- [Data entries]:
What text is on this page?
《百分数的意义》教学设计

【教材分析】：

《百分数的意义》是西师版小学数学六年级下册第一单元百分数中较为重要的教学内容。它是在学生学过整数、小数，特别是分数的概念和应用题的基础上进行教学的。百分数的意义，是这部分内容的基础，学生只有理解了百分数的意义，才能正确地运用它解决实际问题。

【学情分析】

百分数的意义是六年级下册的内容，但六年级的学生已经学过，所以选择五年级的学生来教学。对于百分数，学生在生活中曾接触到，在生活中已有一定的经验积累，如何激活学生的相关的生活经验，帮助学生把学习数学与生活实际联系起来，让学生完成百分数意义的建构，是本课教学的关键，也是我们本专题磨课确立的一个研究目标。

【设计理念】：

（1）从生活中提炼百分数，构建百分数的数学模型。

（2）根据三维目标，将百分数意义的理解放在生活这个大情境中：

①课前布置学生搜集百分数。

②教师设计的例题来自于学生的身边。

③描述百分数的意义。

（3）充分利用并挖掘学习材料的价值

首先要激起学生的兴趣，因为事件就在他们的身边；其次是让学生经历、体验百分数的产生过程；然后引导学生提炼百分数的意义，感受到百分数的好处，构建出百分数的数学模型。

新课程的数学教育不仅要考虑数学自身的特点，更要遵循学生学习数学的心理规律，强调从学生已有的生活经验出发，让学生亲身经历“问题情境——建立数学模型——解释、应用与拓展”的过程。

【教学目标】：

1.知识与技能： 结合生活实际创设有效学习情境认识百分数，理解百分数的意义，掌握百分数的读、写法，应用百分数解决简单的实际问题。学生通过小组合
---
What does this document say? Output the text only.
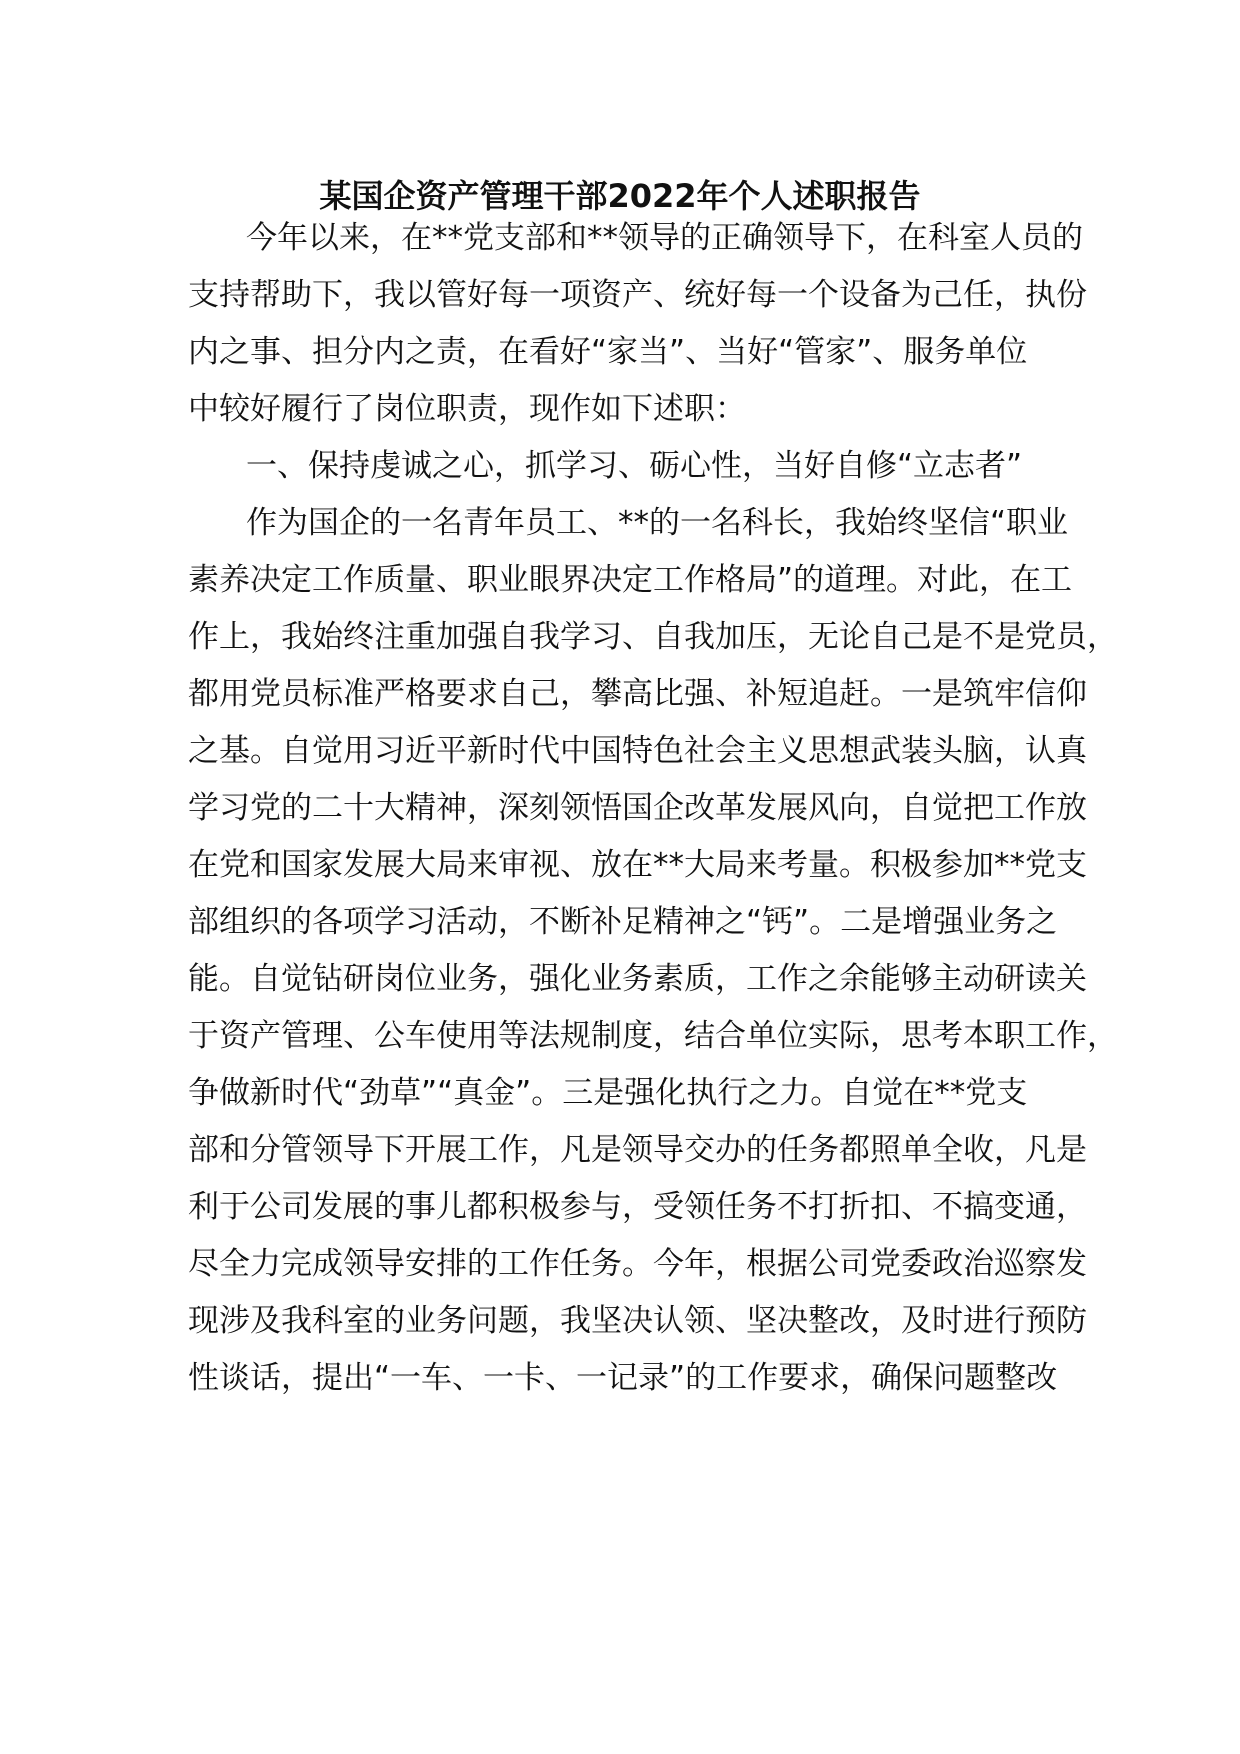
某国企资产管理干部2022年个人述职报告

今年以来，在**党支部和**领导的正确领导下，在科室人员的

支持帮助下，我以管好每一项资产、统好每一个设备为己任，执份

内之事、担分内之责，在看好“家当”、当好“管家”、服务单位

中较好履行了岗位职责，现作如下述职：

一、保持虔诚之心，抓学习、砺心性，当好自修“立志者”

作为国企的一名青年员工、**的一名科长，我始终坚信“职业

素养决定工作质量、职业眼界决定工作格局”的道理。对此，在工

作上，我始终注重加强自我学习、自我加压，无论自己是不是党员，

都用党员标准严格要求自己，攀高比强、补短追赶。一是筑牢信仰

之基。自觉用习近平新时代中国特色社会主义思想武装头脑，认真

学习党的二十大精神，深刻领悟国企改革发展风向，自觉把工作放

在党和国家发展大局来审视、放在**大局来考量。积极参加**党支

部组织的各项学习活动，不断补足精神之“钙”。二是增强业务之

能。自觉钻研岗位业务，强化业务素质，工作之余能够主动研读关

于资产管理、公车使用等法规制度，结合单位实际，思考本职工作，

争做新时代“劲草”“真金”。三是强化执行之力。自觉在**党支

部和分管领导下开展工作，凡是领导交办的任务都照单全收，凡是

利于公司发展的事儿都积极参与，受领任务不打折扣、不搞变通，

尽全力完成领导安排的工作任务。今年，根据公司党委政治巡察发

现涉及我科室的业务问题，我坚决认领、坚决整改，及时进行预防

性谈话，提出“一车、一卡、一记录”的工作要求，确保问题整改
* * *
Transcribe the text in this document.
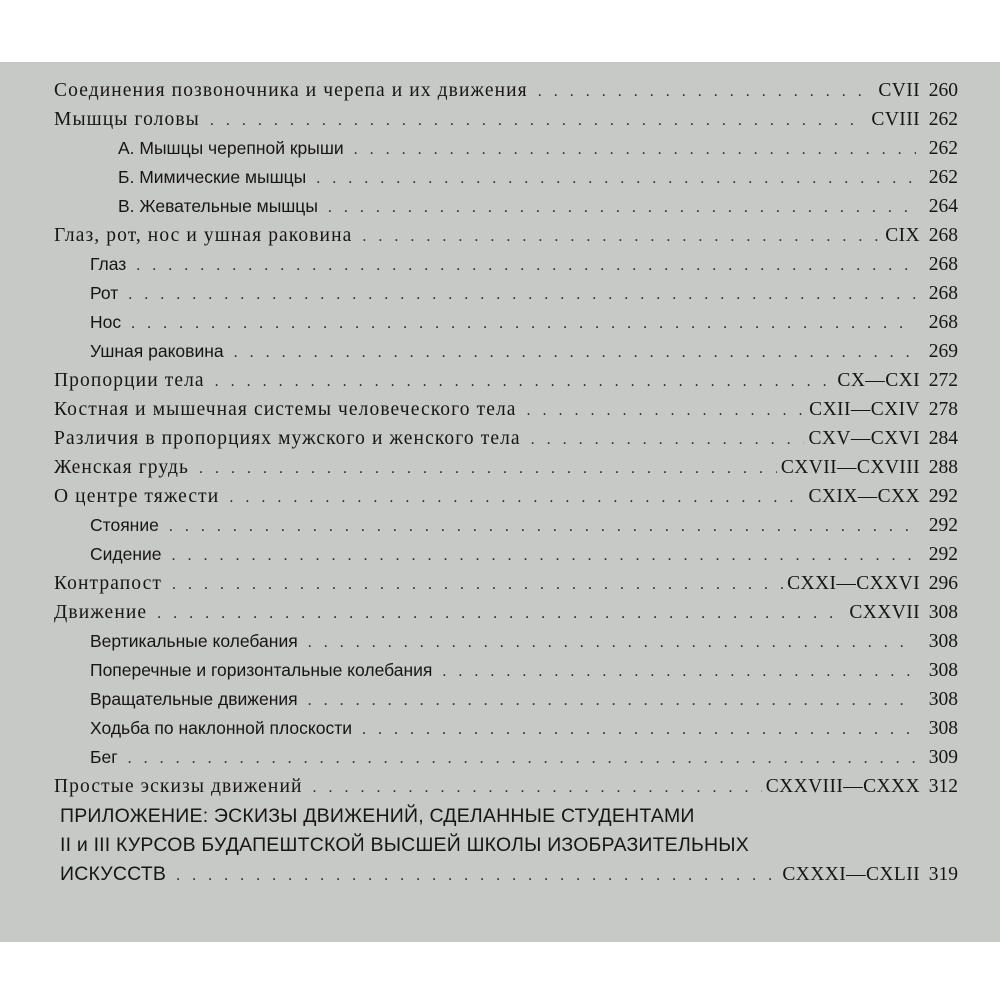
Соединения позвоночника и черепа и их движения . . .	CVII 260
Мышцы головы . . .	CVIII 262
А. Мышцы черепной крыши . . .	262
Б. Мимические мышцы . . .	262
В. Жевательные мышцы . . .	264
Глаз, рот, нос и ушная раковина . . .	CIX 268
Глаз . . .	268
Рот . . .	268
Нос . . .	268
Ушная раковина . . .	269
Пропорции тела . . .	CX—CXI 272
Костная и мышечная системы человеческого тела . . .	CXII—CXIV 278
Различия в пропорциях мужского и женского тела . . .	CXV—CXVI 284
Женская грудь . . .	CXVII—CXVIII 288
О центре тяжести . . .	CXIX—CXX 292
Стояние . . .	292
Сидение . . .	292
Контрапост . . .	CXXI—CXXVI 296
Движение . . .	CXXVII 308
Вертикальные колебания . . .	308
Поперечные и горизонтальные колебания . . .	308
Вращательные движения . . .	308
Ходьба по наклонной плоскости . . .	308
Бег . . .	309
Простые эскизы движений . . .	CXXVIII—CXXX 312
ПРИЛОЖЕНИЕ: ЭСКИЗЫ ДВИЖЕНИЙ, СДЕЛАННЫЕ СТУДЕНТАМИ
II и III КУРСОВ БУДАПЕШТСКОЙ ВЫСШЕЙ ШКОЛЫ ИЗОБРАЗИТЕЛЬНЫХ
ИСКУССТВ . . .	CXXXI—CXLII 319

- [THE PROBLEM]:
Count every line in the data where the string "text" occurs. Give nothing except the number.

- [COMPLETE ANSWER]:
3